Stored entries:
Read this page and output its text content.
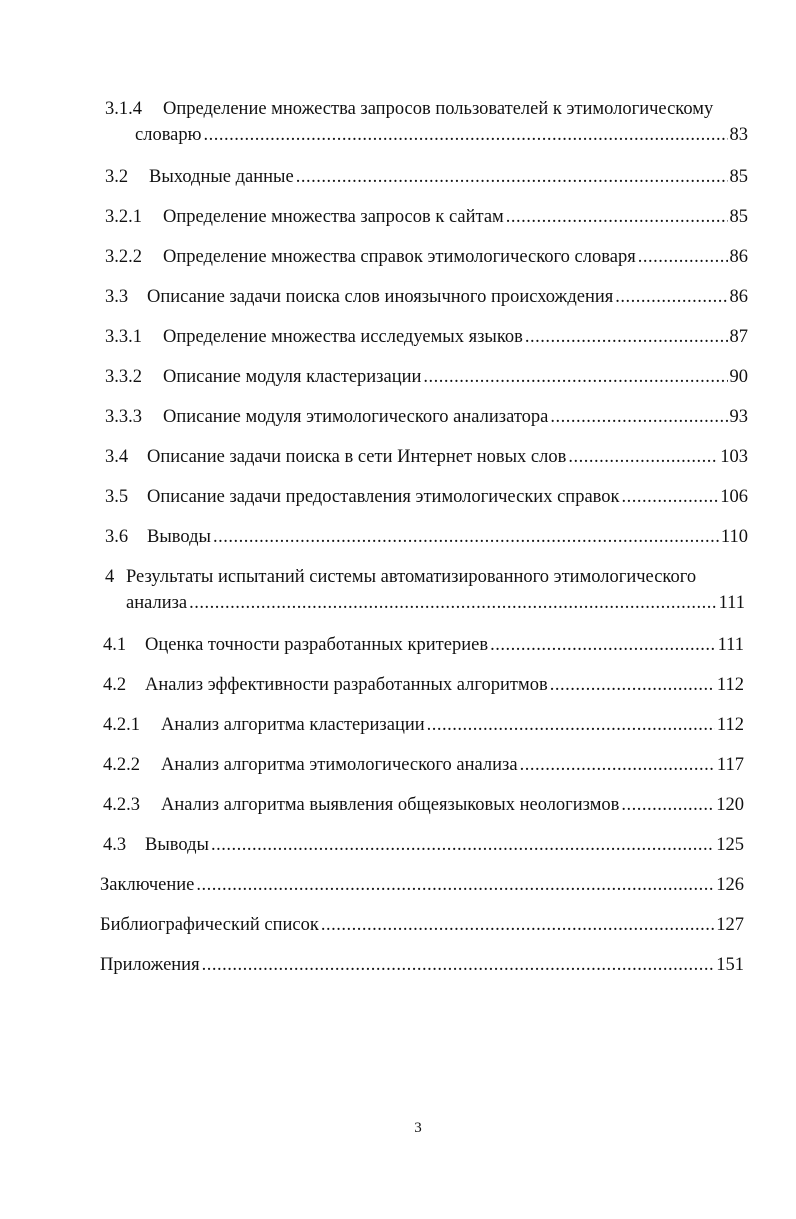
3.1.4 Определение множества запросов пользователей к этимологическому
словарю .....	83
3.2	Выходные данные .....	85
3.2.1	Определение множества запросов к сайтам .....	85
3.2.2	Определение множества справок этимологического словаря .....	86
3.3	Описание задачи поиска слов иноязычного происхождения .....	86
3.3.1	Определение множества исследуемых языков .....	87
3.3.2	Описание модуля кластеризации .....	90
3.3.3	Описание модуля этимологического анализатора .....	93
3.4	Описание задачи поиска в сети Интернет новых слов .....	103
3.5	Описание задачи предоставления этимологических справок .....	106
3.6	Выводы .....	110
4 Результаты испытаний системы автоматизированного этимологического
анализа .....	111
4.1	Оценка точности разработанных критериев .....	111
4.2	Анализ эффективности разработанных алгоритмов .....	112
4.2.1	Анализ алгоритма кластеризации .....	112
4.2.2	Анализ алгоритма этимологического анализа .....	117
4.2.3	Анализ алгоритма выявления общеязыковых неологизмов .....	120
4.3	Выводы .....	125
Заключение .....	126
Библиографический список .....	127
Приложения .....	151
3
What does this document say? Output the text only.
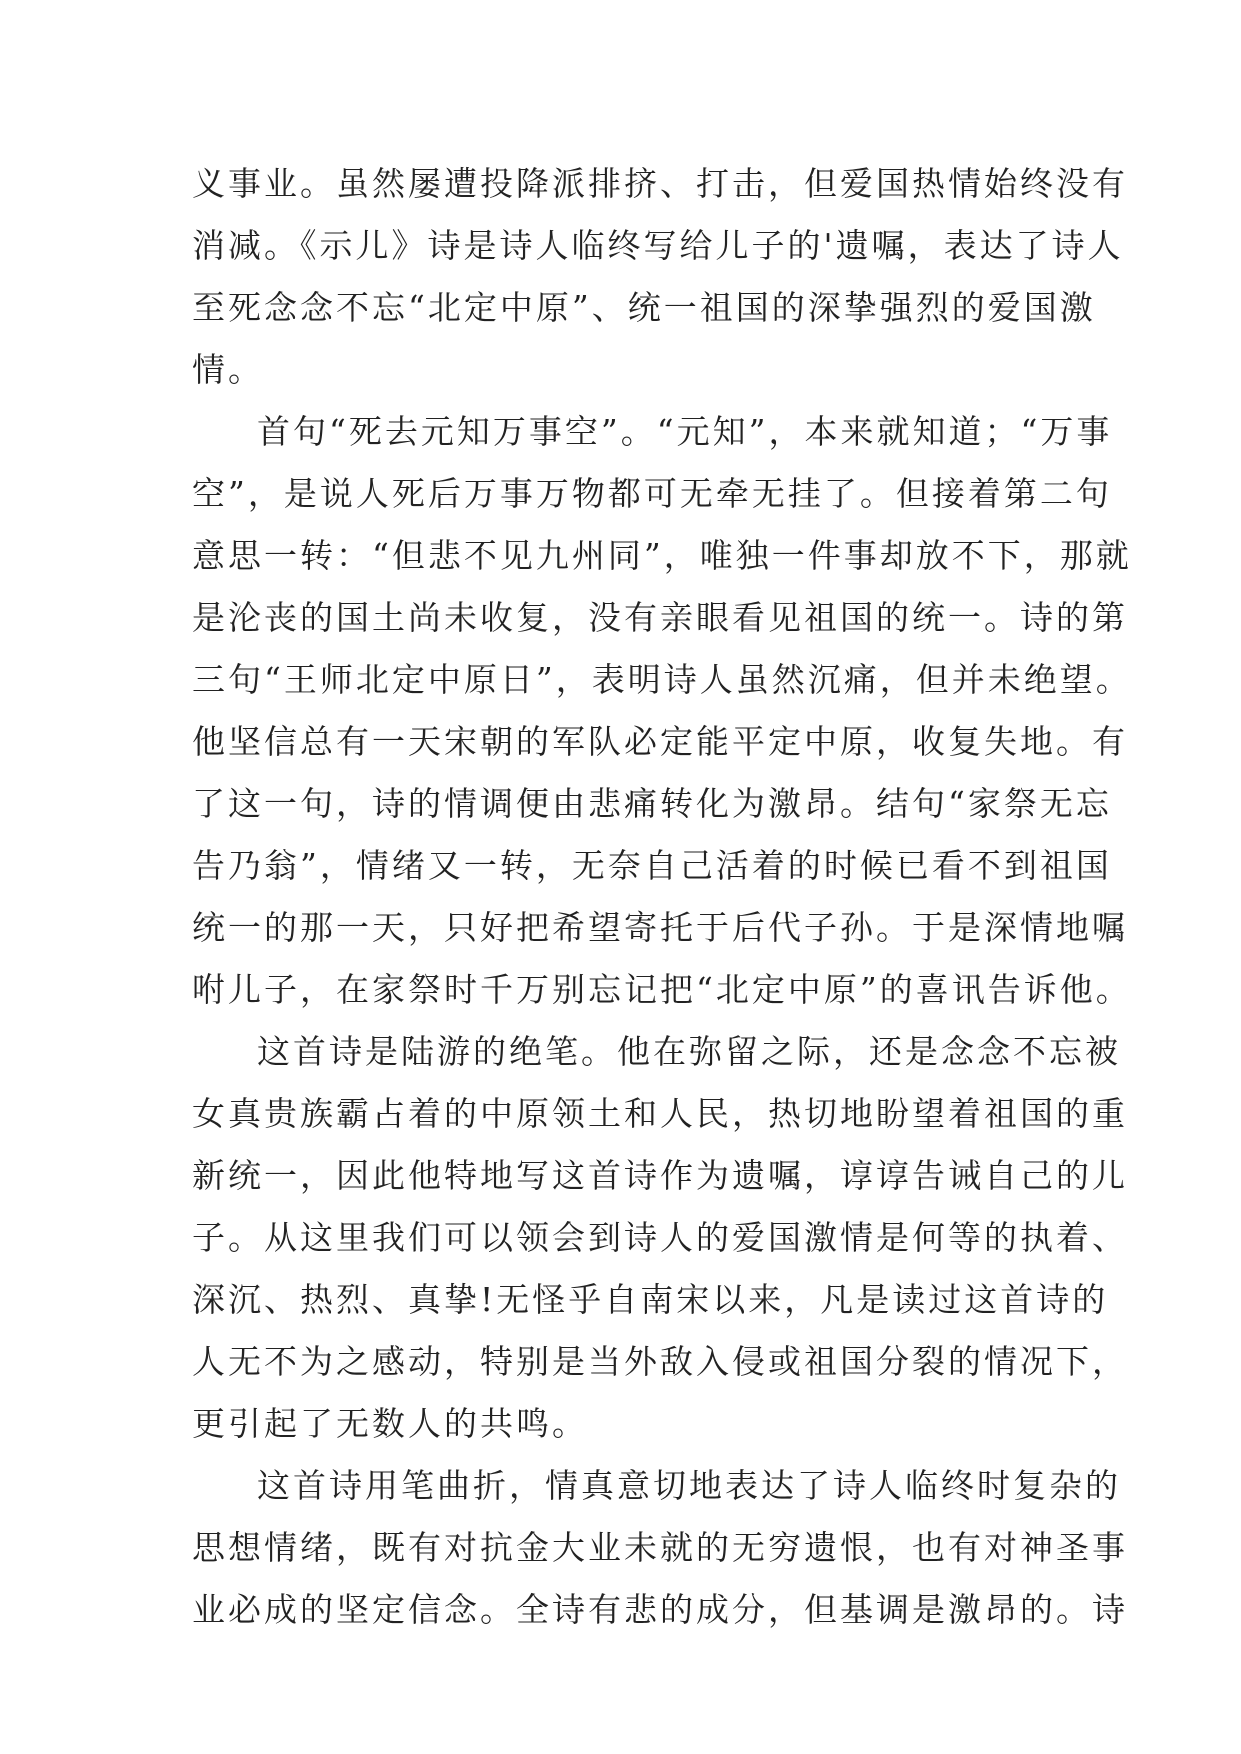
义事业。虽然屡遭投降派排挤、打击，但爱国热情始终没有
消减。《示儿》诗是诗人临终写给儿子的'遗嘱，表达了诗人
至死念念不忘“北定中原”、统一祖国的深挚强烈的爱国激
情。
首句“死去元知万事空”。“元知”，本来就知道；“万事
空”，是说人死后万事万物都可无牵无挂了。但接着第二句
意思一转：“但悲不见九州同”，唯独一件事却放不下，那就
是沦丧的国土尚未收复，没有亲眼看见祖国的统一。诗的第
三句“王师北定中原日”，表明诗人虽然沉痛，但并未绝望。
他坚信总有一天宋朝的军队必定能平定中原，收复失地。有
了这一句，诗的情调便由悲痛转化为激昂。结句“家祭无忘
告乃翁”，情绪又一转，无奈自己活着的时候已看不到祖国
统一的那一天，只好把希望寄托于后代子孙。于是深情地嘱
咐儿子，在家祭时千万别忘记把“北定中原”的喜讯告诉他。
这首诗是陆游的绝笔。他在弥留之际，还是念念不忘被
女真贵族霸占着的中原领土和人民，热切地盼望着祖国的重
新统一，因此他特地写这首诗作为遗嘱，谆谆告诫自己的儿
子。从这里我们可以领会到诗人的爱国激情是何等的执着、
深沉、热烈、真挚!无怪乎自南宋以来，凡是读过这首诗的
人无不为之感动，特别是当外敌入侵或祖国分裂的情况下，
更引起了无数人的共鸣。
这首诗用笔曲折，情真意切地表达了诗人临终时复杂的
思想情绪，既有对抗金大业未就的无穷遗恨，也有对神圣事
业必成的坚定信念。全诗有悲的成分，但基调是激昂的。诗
---
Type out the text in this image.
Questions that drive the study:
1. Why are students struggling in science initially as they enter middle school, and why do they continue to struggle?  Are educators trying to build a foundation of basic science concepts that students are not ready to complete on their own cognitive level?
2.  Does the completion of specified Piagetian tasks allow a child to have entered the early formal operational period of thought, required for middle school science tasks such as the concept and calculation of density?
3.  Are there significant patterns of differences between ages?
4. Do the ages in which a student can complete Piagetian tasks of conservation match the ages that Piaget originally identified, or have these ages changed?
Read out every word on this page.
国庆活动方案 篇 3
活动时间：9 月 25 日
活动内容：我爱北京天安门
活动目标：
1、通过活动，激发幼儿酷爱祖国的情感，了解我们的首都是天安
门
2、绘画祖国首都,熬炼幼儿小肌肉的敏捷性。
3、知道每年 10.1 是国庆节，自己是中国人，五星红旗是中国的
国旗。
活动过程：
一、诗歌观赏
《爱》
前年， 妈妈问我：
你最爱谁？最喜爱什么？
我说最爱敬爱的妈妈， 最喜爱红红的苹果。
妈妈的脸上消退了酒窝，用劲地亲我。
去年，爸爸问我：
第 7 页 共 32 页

* PROBLEM REQUIREMENTS: Look through the lines above and collect those with the word "алгоритма".

* REPLY:
4.2.1	Анализ алгоритма кластеризации .....	112
4.2.2	Анализ алгоритма этимологического анализа .....	117
4.2.3	Анализ алгоритма выявления общеязыковых неологизмов .....	120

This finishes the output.